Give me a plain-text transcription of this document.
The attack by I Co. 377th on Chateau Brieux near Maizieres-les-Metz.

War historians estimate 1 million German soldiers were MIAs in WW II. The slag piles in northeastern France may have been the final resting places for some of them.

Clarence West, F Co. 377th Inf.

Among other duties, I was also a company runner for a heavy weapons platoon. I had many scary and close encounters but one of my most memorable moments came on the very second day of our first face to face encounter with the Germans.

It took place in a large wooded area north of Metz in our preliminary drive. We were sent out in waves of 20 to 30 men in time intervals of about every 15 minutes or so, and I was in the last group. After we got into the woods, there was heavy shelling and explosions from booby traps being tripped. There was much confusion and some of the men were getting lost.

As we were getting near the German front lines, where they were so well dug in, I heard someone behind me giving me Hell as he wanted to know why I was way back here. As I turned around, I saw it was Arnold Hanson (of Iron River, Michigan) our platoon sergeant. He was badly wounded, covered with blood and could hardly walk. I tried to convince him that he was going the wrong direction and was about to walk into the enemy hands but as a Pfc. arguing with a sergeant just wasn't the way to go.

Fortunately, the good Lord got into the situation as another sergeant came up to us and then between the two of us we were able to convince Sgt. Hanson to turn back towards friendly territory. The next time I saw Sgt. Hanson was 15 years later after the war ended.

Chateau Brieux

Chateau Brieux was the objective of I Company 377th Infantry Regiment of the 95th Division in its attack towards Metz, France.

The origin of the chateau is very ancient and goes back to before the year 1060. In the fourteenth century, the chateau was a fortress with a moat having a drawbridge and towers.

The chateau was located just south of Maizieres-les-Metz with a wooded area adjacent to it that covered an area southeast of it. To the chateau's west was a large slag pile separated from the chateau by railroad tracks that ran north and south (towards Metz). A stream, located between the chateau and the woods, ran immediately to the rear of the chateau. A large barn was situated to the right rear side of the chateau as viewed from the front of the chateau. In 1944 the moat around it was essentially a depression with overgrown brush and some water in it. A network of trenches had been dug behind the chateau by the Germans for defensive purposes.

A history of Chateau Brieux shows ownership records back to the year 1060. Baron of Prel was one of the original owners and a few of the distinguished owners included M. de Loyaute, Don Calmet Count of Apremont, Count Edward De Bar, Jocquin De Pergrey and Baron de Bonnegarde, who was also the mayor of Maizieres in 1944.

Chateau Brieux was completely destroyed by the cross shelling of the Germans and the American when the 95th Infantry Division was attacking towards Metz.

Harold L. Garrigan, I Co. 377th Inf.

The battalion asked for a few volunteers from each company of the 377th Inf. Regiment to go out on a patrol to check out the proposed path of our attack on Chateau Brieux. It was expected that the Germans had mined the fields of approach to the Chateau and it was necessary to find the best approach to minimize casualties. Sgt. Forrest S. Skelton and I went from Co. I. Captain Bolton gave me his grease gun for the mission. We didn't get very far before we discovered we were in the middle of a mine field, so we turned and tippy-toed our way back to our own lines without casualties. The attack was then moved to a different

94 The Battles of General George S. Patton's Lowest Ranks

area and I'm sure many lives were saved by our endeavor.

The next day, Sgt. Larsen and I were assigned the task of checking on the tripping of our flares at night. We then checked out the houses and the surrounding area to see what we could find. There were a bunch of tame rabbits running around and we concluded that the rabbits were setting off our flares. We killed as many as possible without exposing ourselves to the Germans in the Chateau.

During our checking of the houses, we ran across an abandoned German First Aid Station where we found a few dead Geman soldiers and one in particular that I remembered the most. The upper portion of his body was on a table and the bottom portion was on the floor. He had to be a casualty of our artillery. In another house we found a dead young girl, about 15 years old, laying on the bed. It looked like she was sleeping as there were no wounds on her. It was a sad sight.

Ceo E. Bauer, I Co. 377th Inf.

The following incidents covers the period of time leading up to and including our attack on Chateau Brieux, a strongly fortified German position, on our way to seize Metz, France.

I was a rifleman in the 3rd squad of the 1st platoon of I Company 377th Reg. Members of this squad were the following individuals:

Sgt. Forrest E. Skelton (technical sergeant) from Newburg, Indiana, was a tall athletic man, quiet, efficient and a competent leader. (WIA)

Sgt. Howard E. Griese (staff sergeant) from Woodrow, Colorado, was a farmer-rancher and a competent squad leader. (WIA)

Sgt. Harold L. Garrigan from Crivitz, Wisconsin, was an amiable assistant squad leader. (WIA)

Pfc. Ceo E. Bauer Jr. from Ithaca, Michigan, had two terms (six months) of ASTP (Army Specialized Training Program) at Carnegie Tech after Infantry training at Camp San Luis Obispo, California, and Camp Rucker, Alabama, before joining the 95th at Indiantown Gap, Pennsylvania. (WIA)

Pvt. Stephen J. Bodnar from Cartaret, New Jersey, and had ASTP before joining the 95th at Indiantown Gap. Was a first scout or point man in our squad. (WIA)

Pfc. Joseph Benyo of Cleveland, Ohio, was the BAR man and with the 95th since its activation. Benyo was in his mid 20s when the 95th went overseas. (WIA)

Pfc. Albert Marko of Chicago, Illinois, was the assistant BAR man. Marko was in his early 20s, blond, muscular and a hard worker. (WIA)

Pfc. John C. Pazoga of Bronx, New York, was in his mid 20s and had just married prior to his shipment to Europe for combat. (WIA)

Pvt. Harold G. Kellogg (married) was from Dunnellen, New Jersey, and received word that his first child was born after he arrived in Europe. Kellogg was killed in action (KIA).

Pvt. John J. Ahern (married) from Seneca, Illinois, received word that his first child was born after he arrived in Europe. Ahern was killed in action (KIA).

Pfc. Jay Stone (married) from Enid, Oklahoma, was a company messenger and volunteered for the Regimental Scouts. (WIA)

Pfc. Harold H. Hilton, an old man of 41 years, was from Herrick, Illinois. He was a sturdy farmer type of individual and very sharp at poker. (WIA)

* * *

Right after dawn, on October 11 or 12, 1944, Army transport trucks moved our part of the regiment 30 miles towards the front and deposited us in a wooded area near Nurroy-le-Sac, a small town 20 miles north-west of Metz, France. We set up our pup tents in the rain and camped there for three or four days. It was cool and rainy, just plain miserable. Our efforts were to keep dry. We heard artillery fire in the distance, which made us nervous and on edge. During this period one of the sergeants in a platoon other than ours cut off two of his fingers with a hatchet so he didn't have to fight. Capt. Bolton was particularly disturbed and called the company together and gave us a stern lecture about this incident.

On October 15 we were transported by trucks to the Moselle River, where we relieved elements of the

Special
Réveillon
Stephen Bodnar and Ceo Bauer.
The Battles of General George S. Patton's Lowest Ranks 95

Written problem:
Find the lines that include the string "went", then copy each of them.

Exercise output:
The battalion asked for a few volunteers from each company of the 377th Inf. Regiment to go out on a patrol to check out the proposed path of our attack on Chateau Brieux. It was expected that the Germans had mined the fields of approach to the Chateau and it was necessary to find the best approach to minimize casualties. Sgt. Forrest S. Skelton and I went from Co. I. Captain Bolton gave me his grease gun for the mission. We didn't get very far before we discovered we were in the middle of a mine field, so we turned and tippy-toed our way back to our own lines without casualties. The attack was then moved to a different
Pfc. Joseph Benyo of Cleveland, Ohio, was the BAR man and with the 95th since its activation. Benyo was in his mid 20s when the 95th went overseas. (WIA)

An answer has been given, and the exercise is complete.